--- Задание a ---
Почему, согласно отрывку из тюремного дневника, в большой камере обстановка, как правило, получше? Ответьте в одном–трёх предложениях.

--- Исходный текст ---
====

Читать книгу Мой тюремный дневник - Евгений Скобликов - Страница 4
1996–1997 год
ОглавлениеВсякая истина, о которой умалчивают, становится ядовитой.
Ф. Ницше
Чтобы истину понять, её надо выстрадать.
В. Зубков
Камера – № 50, 16 июля – 21 января, 6 месяцев 5 дней
В тот же день, как приходил в тюрьму адвокат, меня после проверки перевели в другую камеру, № 50, в которой я пробыл полгода, по 21 января 1997 года. Камера на 16 человек, но она постоянно переполнена, и было как-то даже 22 сидельца, так что одному пришлось спать на полу (на нижних шконарях обычно спят воры и прочие авторитеты по одному, а если нас больше 16-ти, то вновь прибывшие отправляются на пальму, третьим на каждую секцию сдвоенных шконок). При такой скученности, естественно, в камере процветала антисанитария: вши и тараканы свободно разгуливали по постелям, собираясь в стаи. За вшами я следил и предупреждал всех, но всё же однажды и у себя нашёл вошь – здоровую такую, с прозрачным тельцем с красной прожилкой посередине. А от тараканов, которых уже не брали инсектицидные карандаши, приходилось на ночь затыкать уши. Одному парню ночью в ухо забился таракан, он с диким воем слетел с пальмы и перебудил всю хату. А достать таракана из уха практически невозможно, т. к. у него нет заднего хода, только вперёд, так что взвоешь, когда она начнёт грызть твою барабанную перепонку. Охранники его увели в медпункт, но больше мы его не видели.
В большой камере и движений побольше (однажды как-то сразу трое ушли на волю), и обстановка, как правило, получше, потому что больше половины камеры набита ребятами, которых, в принципе, можно и не сажать, а если уж сажать, то решать в неделю-две с ними вопрос, поскольку это главным образом мелкие воришки, наркоманы и дезертиры. Например, ну зачем было сажать Жору, который работал на путях и развалил штабель б/у шпал, чтобы посмотреть, годятся ли они для ремонта дома, где его тут же и взяли: «А-а-а, негодяй, ты хотел их украсть!». Да-да, «хотел украсть» бэушные шпалы, которые годами гниют в изобилии вдоль путей. Другой мужик вместе с другом по пьяни раздели случайного собутыльника, и вот он сидит из-за того, что суд откладывается 3-ий месяц из-за неявки потерпевшего. Ещё один сидит за то, что при разборе дела в РОВД об обоюдной драке просто грубо отвечал ментам. Ну и т. д… И, естественно, это в основном молодёжь – сажают для того, чтобы прошли тюремные университеты? А обучение в них жёсткое, преподают тюремные правила бычары, блатные и профессиональные воры. И попавшегося на мелочи парня постоянно одёргивают: то на машку не так сходил, то не так сказал (худой, оказывается, не худой, а дырявый, пробитый, и относится к определению пидораса), и т. д. Матёрые же преступники, когда заходили в камеру, они не к ним, а ко мне начинали цепляться в первую очередь. Я уже научился уходить от вопросов по моей делюге и разговоров о своей личной жизни как с ними, так и со случайными пассажирами, как бывалые называли их. Но если какой-нибудь блатарь начинал цепляться ко мне, то всегда начинал с допроса: где зарыл кубышку? И более всего отравлял мне жизнь в этой хате Щукин по кличке Щукарь, настоящий отморозок, злобный и мстительный подонок, откровенная мразь. Он довольно частенько бахвалился, как учась на повара в ПТУ, при прохождении практики в кафе его любимым занятием было нахаркать в фарш или что-то иное испоганить. А если с кем-то заходит разговор о том, за что его посадили, нагло отвечает:
– А терпила 17 раз на нож падал – встанет, и снова упадёт. Я-то тут при чём?

====

--- Записи ---
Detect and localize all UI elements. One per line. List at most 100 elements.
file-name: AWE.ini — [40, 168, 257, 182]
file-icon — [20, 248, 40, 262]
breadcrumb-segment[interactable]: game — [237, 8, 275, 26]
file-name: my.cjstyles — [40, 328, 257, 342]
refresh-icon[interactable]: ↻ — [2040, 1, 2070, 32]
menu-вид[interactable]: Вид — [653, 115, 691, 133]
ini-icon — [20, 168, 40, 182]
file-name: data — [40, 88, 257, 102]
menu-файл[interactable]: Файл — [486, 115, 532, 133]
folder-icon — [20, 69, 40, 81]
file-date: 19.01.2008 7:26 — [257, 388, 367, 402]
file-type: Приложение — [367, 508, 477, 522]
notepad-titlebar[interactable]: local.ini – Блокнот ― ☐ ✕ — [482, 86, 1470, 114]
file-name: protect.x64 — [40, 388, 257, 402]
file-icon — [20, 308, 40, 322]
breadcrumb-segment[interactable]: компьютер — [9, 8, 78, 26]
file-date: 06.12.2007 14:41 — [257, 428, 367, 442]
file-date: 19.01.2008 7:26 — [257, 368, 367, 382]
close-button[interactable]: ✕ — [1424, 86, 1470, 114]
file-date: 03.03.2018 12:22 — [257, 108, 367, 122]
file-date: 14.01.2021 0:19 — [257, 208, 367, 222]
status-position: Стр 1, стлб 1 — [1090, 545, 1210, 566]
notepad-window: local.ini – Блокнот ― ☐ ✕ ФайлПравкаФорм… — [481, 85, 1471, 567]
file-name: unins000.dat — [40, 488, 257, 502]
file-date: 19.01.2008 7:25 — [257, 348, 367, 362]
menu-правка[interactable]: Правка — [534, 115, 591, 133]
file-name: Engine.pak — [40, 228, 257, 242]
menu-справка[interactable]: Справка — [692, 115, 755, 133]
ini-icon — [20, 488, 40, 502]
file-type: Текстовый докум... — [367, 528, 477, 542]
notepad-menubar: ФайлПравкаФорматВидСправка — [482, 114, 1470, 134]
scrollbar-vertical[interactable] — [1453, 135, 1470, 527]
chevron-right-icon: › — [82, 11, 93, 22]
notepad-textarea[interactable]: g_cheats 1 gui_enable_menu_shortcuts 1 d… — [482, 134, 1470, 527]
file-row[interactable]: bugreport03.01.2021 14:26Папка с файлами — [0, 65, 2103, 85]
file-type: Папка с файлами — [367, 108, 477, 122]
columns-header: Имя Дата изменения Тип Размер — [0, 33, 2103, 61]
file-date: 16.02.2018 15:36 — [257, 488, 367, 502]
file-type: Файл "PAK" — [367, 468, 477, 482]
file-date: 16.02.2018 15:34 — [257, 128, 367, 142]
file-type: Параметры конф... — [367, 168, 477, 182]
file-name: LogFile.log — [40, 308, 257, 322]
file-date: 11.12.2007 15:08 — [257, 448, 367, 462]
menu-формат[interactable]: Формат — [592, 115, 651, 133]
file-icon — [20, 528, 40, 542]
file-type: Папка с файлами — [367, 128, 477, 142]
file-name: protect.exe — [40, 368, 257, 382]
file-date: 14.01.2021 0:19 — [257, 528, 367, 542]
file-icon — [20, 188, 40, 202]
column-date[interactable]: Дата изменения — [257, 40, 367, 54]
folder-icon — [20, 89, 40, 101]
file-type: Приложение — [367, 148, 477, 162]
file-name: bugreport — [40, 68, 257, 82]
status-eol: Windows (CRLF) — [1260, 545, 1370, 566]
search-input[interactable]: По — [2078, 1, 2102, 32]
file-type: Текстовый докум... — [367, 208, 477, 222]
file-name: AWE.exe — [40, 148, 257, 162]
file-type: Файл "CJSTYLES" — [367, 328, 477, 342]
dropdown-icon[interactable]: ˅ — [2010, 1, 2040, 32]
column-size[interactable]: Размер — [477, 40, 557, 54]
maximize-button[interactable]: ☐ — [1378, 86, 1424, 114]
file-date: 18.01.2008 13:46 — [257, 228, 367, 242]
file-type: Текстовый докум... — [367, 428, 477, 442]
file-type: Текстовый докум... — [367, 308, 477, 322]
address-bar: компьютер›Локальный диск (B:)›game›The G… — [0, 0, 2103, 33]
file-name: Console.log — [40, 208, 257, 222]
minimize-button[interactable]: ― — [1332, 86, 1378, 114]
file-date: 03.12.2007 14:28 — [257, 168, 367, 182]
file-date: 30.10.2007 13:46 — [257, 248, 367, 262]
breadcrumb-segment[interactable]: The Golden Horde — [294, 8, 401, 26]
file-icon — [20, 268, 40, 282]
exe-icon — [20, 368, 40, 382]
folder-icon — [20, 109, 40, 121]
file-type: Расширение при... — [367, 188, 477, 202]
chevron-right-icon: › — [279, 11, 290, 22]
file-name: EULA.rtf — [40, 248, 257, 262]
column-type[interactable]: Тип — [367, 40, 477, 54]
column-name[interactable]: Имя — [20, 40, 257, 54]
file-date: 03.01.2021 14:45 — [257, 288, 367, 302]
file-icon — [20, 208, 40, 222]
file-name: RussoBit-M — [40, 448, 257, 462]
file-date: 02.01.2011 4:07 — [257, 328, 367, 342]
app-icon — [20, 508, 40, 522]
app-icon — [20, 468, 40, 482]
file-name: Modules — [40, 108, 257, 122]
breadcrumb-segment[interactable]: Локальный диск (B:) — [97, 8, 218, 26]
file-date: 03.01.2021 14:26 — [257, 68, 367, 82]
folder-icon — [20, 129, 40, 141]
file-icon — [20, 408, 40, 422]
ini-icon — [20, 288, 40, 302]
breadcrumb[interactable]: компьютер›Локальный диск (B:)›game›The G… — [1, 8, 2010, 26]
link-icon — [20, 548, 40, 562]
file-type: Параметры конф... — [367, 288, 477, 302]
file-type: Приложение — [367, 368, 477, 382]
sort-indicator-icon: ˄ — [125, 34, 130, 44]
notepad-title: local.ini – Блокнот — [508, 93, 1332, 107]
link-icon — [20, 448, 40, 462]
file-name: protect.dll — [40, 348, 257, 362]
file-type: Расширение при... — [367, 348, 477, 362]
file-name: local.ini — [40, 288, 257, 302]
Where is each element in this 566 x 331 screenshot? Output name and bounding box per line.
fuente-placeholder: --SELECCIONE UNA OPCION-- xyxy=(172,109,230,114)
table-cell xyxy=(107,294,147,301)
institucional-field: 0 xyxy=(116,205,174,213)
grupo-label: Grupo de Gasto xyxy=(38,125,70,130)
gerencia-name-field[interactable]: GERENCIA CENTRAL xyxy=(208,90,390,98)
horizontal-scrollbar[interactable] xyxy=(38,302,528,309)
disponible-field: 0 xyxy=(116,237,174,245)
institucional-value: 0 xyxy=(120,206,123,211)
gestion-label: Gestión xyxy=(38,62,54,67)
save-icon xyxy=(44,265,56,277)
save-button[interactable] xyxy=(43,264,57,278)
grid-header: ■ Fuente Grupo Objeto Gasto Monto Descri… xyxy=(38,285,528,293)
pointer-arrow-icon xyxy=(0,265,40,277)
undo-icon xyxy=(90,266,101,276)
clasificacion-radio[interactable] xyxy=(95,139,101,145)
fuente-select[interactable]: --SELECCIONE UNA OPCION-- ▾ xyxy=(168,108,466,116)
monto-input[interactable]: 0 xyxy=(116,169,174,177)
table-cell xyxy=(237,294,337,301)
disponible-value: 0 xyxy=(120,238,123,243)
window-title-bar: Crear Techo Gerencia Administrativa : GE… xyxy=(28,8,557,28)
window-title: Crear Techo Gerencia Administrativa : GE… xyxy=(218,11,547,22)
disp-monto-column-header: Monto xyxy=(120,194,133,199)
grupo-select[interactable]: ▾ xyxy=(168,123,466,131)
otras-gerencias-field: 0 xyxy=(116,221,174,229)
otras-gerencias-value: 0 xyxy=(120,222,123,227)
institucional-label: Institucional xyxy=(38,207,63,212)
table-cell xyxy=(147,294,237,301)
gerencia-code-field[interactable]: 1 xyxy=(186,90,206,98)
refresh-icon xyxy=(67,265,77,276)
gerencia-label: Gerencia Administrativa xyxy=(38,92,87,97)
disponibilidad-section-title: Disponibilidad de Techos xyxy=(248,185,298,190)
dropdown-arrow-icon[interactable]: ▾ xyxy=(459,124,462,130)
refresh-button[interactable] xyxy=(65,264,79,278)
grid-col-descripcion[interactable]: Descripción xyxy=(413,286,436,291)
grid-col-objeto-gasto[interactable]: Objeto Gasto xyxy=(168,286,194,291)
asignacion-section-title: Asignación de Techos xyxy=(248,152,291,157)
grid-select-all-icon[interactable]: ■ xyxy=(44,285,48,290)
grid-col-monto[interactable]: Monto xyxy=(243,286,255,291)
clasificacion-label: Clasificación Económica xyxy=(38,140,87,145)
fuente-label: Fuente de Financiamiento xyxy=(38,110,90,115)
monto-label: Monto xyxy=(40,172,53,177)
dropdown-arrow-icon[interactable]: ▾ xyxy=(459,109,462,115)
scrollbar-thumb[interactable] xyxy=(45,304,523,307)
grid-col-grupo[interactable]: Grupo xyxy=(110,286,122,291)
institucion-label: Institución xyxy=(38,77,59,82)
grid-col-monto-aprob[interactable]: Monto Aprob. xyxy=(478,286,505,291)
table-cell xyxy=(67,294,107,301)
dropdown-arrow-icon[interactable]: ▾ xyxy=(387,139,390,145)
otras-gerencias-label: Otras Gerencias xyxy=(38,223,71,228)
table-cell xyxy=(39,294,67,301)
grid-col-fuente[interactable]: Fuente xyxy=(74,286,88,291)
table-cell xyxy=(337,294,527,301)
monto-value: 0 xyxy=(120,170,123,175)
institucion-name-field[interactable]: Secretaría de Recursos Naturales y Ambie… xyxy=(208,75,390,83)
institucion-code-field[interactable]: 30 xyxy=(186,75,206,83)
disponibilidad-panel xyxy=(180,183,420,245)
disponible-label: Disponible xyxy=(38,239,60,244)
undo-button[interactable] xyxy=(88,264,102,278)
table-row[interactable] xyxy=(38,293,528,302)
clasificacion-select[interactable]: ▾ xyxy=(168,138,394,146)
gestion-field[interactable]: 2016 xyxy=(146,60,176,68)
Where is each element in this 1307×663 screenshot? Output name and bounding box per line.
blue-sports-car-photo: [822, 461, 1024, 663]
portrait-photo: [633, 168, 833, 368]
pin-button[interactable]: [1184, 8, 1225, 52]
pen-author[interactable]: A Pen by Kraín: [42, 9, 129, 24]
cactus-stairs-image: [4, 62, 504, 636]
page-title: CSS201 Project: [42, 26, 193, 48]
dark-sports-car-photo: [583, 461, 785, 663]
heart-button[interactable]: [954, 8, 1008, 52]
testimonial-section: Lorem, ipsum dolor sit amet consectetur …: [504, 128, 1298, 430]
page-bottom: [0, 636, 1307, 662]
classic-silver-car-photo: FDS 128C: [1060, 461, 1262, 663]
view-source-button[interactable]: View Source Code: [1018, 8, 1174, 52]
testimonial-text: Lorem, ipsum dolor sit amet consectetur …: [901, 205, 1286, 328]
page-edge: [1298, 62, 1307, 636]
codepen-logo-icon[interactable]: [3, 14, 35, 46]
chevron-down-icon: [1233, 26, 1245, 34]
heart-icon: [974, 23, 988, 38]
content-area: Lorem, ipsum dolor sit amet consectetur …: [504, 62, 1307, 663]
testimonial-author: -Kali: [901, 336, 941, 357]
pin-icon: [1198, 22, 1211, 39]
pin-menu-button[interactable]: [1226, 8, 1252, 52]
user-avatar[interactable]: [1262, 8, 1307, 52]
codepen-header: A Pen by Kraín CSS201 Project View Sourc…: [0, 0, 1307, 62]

====

--- Задание b ---
Перепишите записи без изменений, начиная с самой первой строки и заканчивая строкой с «file-name: unins000.dat — [40, 488, 257, 502]» включительно.

--- Ответ a ---
Больше половины такой камеры набито ребятами, которых, в принципе, можно и не сажать, а если уж сажать, то решать с ними вопрос за неделю-две. Это главным образом мелкие воришки, наркоманы и дезертиры.

--- Ответ b ---
Detect and localize all UI elements. One per line. List at most 100 elements.
file-name: AWE.ini — [40, 168, 257, 182]
file-icon — [20, 248, 40, 262]
breadcrumb-segment[interactable]: game — [237, 8, 275, 26]
file-name: my.cjstyles — [40, 328, 257, 342]
refresh-icon[interactable]: ↻ — [2040, 1, 2070, 32]
menu-вид[interactable]: Вид — [653, 115, 691, 133]
ini-icon — [20, 168, 40, 182]
file-name: data — [40, 88, 257, 102]
menu-файл[interactable]: Файл — [486, 115, 532, 133]
folder-icon — [20, 69, 40, 81]
file-date: 19.01.2008 7:26 — [257, 388, 367, 402]
file-type: Приложение — [367, 508, 477, 522]
notepad-titlebar[interactable]: local.ini – Блокнот ― ☐ ✕ — [482, 86, 1470, 114]
file-name: protect.x64 — [40, 388, 257, 402]
file-icon — [20, 308, 40, 322]
breadcrumb-segment[interactable]: компьютер — [9, 8, 78, 26]
file-date: 06.12.2007 14:41 — [257, 428, 367, 442]
file-date: 19.01.2008 7:26 — [257, 368, 367, 382]
close-button[interactable]: ✕ — [1424, 86, 1470, 114]
file-date: 03.03.2018 12:22 — [257, 108, 367, 122]
file-date: 14.01.2021 0:19 — [257, 208, 367, 222]
status-position: Стр 1, стлб 1 — [1090, 545, 1210, 566]
notepad-window: local.ini – Блокнот ― ☐ ✕ ФайлПравкаФорм… — [481, 85, 1471, 567]
file-name: unins000.dat — [40, 488, 257, 502]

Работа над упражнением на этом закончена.